EXERCISE DATA:
>> begin

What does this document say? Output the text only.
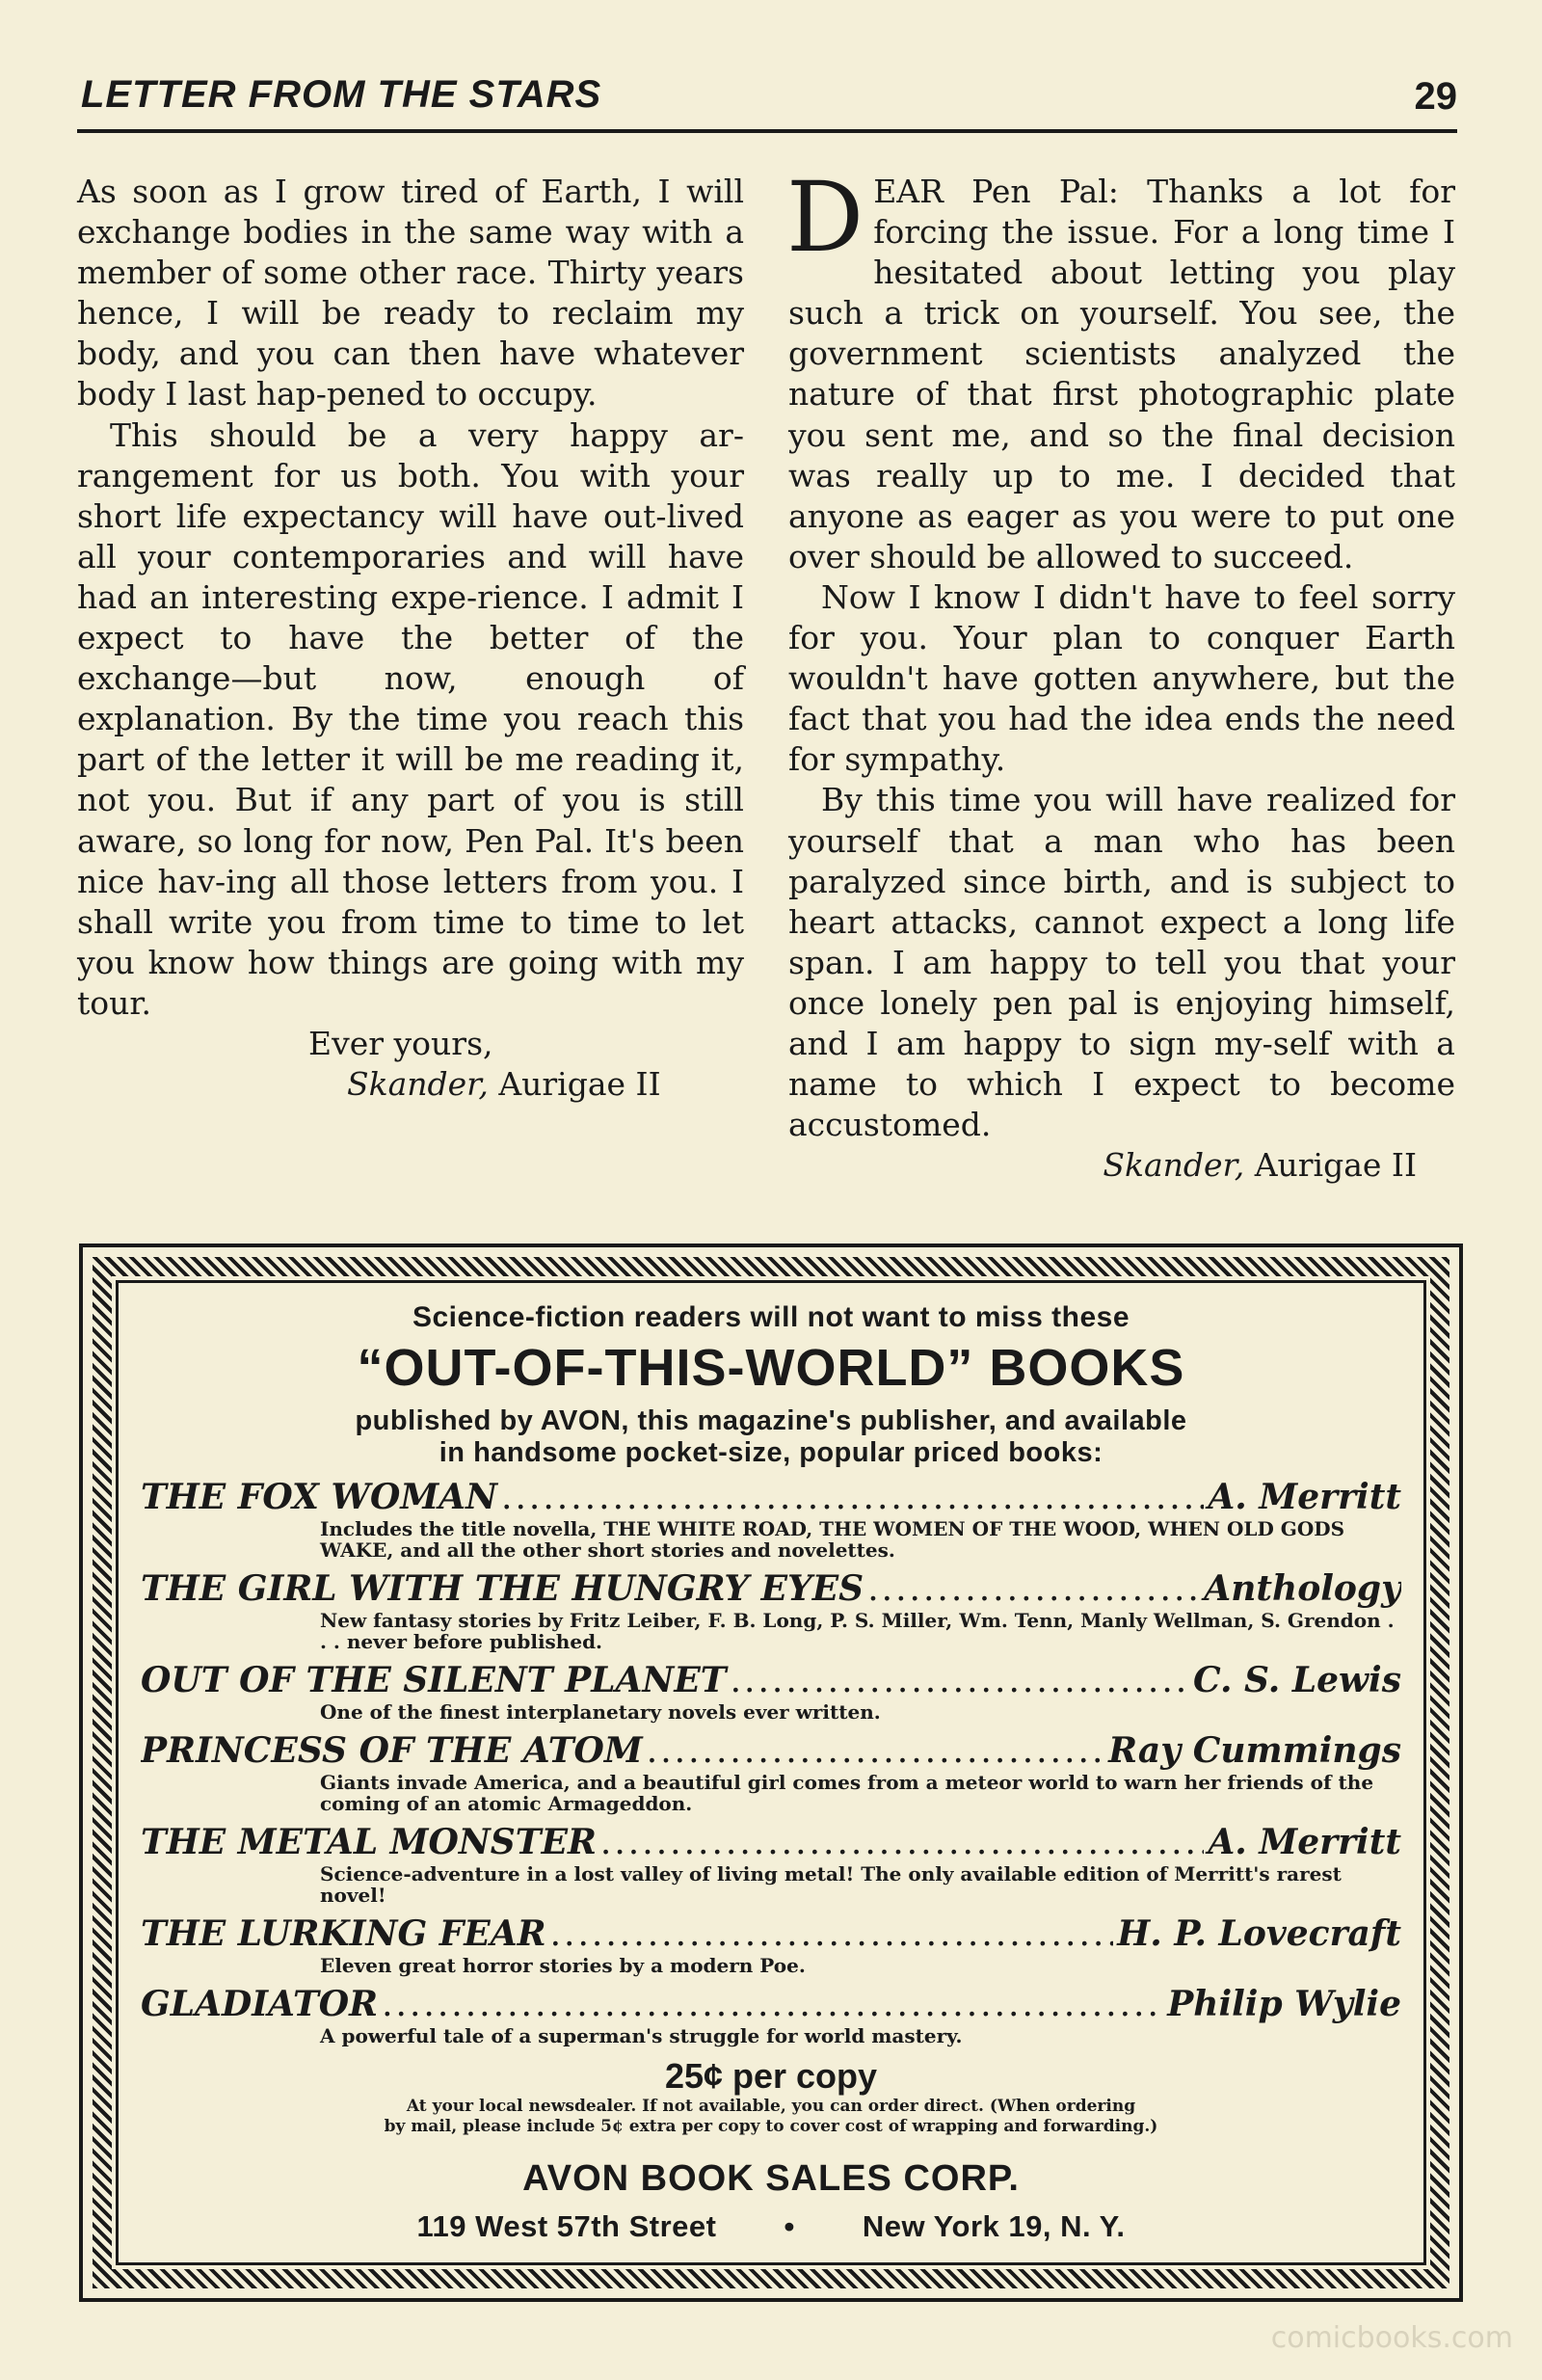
LETTER FROM THE STARS	29

As soon as I grow tired of Earth, I will exchange bodies in the same way with a member of some other race. Thirty years hence, I will be ready to reclaim my body, and you can then have whatever body I last hap-pened to occupy.

This should be a very happy ar-rangement for us both. You with your short life expectancy will have out-lived all your contemporaries and will have had an interesting expe-rience. I admit I expect to have the better of the exchange—but now, enough of explanation. By the time you reach this part of the letter it will be me reading it, not you. But if any part of you is still aware, so long for now, Pen Pal. It's been nice hav-ing all those letters from you. I shall write you from time to time to let you know how things are going with my tour.

Ever yours,

Skander, Aurigae II

DEAR Pen Pal: Thanks a lot for forcing the issue. For a long time I hesitated about letting you play such a trick on yourself. You see, the government scientists analyzed the nature of that first photographic plate you sent me, and so the final decision was really up to me. I decided that anyone as eager as you were to put one over should be allowed to succeed.

Now I know I didn't have to feel sorry for you. Your plan to conquer Earth wouldn't have gotten anywhere, but the fact that you had the idea ends the need for sympathy.

By this time you will have realized for yourself that a man who has been paralyzed since birth, and is subject to heart attacks, cannot expect a long life span. I am happy to tell you that your once lonely pen pal is enjoying himself, and I am happy to sign my-self with a name to which I expect to become accustomed.

Skander, Aurigae II

Science-fiction readers will not want to miss these
“OUT-OF-THIS-WORLD” BOOKS
published by AVON, this magazine's publisher, and available
in handsome pocket-size, popular priced books:
THE FOX WOMAN .....	A. Merritt
Includes the title novella, THE WHITE ROAD, THE WOMEN OF THE WOOD, WHEN OLD GODS WAKE, and all the other short stories and novelettes.
THE GIRL WITH THE HUNGRY EYES .....	Anthology
New fantasy stories by Fritz Leiber, F. B. Long, P. S. Miller, Wm. Tenn, Manly Wellman, S. Grendon . . . never before published.
OUT OF THE SILENT PLANET .....	C. S. Lewis
One of the finest interplanetary novels ever written.
PRINCESS OF THE ATOM .....	Ray Cummings
Giants invade America, and a beautiful girl comes from a meteor world to warn her friends of the coming of an atomic Armageddon.
THE METAL MONSTER .....	A. Merritt
Science-adventure in a lost valley of living metal! The only available edition of Merritt's rarest novel!
THE LURKING FEAR .....	H. P. Lovecraft
Eleven great horror stories by a modern Poe.
GLADIATOR .....	Philip Wylie
A powerful tale of a superman's struggle for world mastery.
25¢ per copy
At your local newsdealer. If not available, you can order direct. (When ordering
by mail, please include 5¢ extra per copy to cover cost of wrapping and forwarding.)
AVON BOOK SALES CORP.
119 West 57th Street • New York 19, N. Y.
comicbooks.com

>> end

TASK INSTRUCTIONS: Output all of the data exactly as it stands, minus any images.

FINISHED EXERCISE:
What does this document say? Output the text only.
LETTER FROM THE STARS	29

As soon as I grow tired of Earth, I will exchange bodies in the same way with a member of some other race. Thirty years hence, I will be ready to reclaim my body, and you can then have whatever body I last hap-pened to occupy.

This should be a very happy ar-rangement for us both. You with your short life expectancy will have out-lived all your contemporaries and will have had an interesting expe-rience. I admit I expect to have the better of the exchange—but now, enough of explanation. By the time you reach this part of the letter it will be me reading it, not you. But if any part of you is still aware, so long for now, Pen Pal. It's been nice hav-ing all those letters from you. I shall write you from time to time to let you know how things are going with my tour.

Ever yours,

Skander, Aurigae II

DEAR Pen Pal: Thanks a lot for forcing the issue. For a long time I hesitated about letting you play such a trick on yourself. You see, the government scientists analyzed the nature of that first photographic plate you sent me, and so the final decision was really up to me. I decided that anyone as eager as you were to put one over should be allowed to succeed.

Now I know I didn't have to feel sorry for you. Your plan to conquer Earth wouldn't have gotten anywhere, but the fact that you had the idea ends the need for sympathy.

By this time you will have realized for yourself that a man who has been paralyzed since birth, and is subject to heart attacks, cannot expect a long life span. I am happy to tell you that your once lonely pen pal is enjoying himself, and I am happy to sign my-self with a name to which I expect to become accustomed.

Skander, Aurigae II

Science-fiction readers will not want to miss these
“OUT-OF-THIS-WORLD” BOOKS
published by AVON, this magazine's publisher, and available
in handsome pocket-size, popular priced books:
THE FOX WOMAN .....	A. Merritt
Includes the title novella, THE WHITE ROAD, THE WOMEN OF THE WOOD, WHEN OLD GODS WAKE, and all the other short stories and novelettes.
THE GIRL WITH THE HUNGRY EYES .....	Anthology
New fantasy stories by Fritz Leiber, F. B. Long, P. S. Miller, Wm. Tenn, Manly Wellman, S. Grendon . . . never before published.
OUT OF THE SILENT PLANET .....	C. S. Lewis
One of the finest interplanetary novels ever written.
PRINCESS OF THE ATOM .....	Ray Cummings
Giants invade America, and a beautiful girl comes from a meteor world to warn her friends of the coming of an atomic Armageddon.
THE METAL MONSTER .....	A. Merritt
Science-adventure in a lost valley of living metal! The only available edition of Merritt's rarest novel!
THE LURKING FEAR .....	H. P. Lovecraft
Eleven great horror stories by a modern Poe.
GLADIATOR .....	Philip Wylie
A powerful tale of a superman's struggle for world mastery.
25¢ per copy
At your local newsdealer. If not available, you can order direct. (When ordering
by mail, please include 5¢ extra per copy to cover cost of wrapping and forwarding.)
AVON BOOK SALES CORP.
119 West 57th Street • New York 19, N. Y.
comicbooks.com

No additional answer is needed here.